Stored records:
[Begin]
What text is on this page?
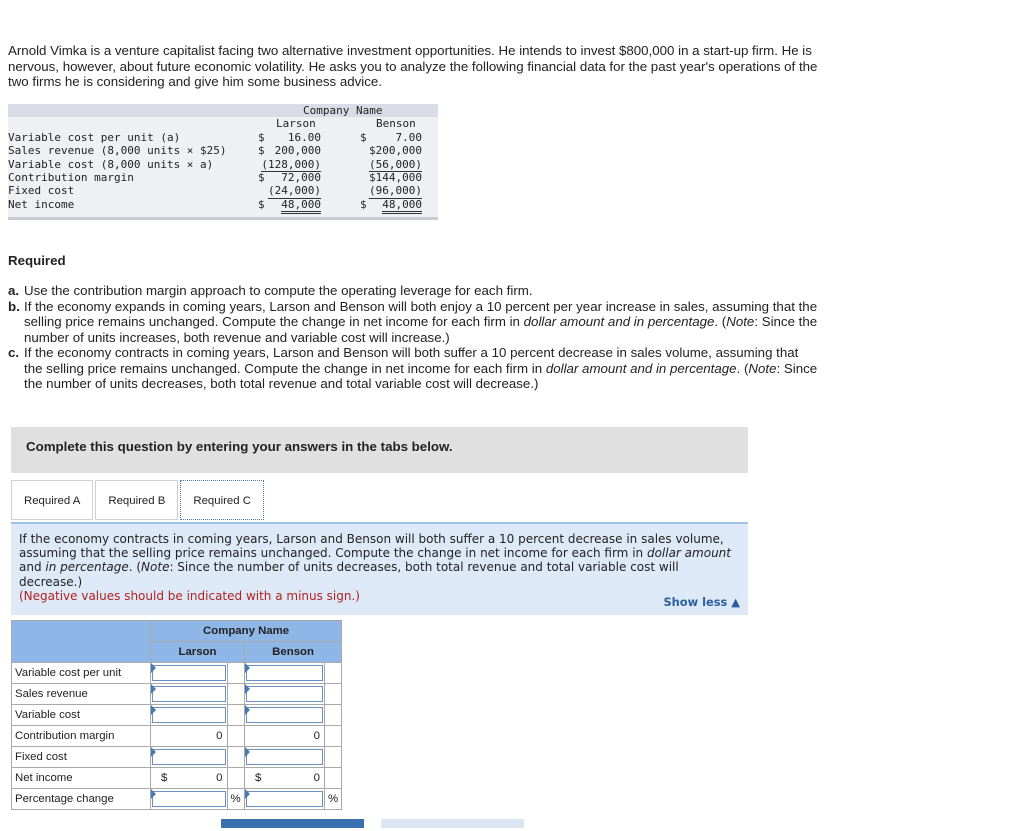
Arnold Vimka is a venture capitalist facing two alternative investment opportunities. He intends to invest $800,000 in a start-up firm. He is nervous, however, about future economic volatility. He asks you to analyze the following financial data for the past year's operations of the two firms he is considering and give him some business advice.

Company Name

Larson

	Benson

Variable cost per unit (a)	$ 16.00	$	7.00
Sales revenue (8,000 units × $25)	$ 200,000	$200,000
Variable cost (8,000 units × a)	(128,000)	(56,000)
Contribution margin	$ 72,000	$144,000
Fixed cost	(24,000)	(96,000)
Net income	$ 48,000	$ 48,000
Required
a. Use the contribution margin approach to compute the operating leverage for each firm.
b. If the economy expands in coming years, Larson and Benson will both enjoy a 10 percent per year increase in sales, assuming that the selling price remains unchanged. Compute the change in net income for each firm in dollar amount and in percentage. (Note: Since the number of units increases, both revenue and variable cost will increase.)
c. If the economy contracts in coming years, Larson and Benson will both suffer a 10 percent decrease in sales volume, assuming that the selling price remains unchanged. Compute the change in net income for each firm in dollar amount and in percentage. (Note: Since the number of units decreases, both total revenue and total variable cost will decrease.)
Complete this question by entering your answers in the tabs below.
Required A	Required B	Required C
If the economy contracts in coming years, Larson and Benson will both suffer a 10 percent decrease in sales volume, assuming that the selling price remains unchanged. Compute the change in net income for each firm in dollar amount and in percentage. (Note: Since the number of units decreases, both total revenue and total variable cost will decrease.)
(Negative values should be indicated with a minus sign.)	Show less ▲
	Company Name			
	Larson		Benson	
Variable cost per unit	

Sales revenue	

Variable cost	

Contribution margin	0		0	

Fixed cost	

Net income	$ 0		$ 0	

Percentage change		%		%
[End]
### What is needed
Extract the entries in full, exactly as they are, minus the pictures.

### Written answer
What text is on this page?
Arnold Vimka is a venture capitalist facing two alternative investment opportunities. He intends to invest $800,000 in a start-up firm. He is nervous, however, about future economic volatility. He asks you to analyze the following financial data for the past year's operations of the two firms he is considering and give him some business advice.

Company Name

Larson

	Benson

Variable cost per unit (a)	$ 16.00	$	7.00
Sales revenue (8,000 units × $25)	$ 200,000	$200,000
Variable cost (8,000 units × a)	(128,000)	(56,000)
Contribution margin	$ 72,000	$144,000
Fixed cost	(24,000)	(96,000)
Net income	$ 48,000	$ 48,000
Required
a. Use the contribution margin approach to compute the operating leverage for each firm.
b. If the economy expands in coming years, Larson and Benson will both enjoy a 10 percent per year increase in sales, assuming that the selling price remains unchanged. Compute the change in net income for each firm in dollar amount and in percentage. (Note: Since the number of units increases, both revenue and variable cost will increase.)
c. If the economy contracts in coming years, Larson and Benson will both suffer a 10 percent decrease in sales volume, assuming that the selling price remains unchanged. Compute the change in net income for each firm in dollar amount and in percentage. (Note: Since the number of units decreases, both total revenue and total variable cost will decrease.)
Complete this question by entering your answers in the tabs below.
Required A	Required B	Required C
If the economy contracts in coming years, Larson and Benson will both suffer a 10 percent decrease in sales volume, assuming that the selling price remains unchanged. Compute the change in net income for each firm in dollar amount and in percentage. (Note: Since the number of units decreases, both total revenue and total variable cost will decrease.)
(Negative values should be indicated with a minus sign.)	Show less ▲
	Company Name			
	Larson		Benson	
Variable cost per unit	

Sales revenue	

Variable cost	

Contribution margin	0		0	

Fixed cost	

Net income	$ 0		$ 0	

Percentage change		%		%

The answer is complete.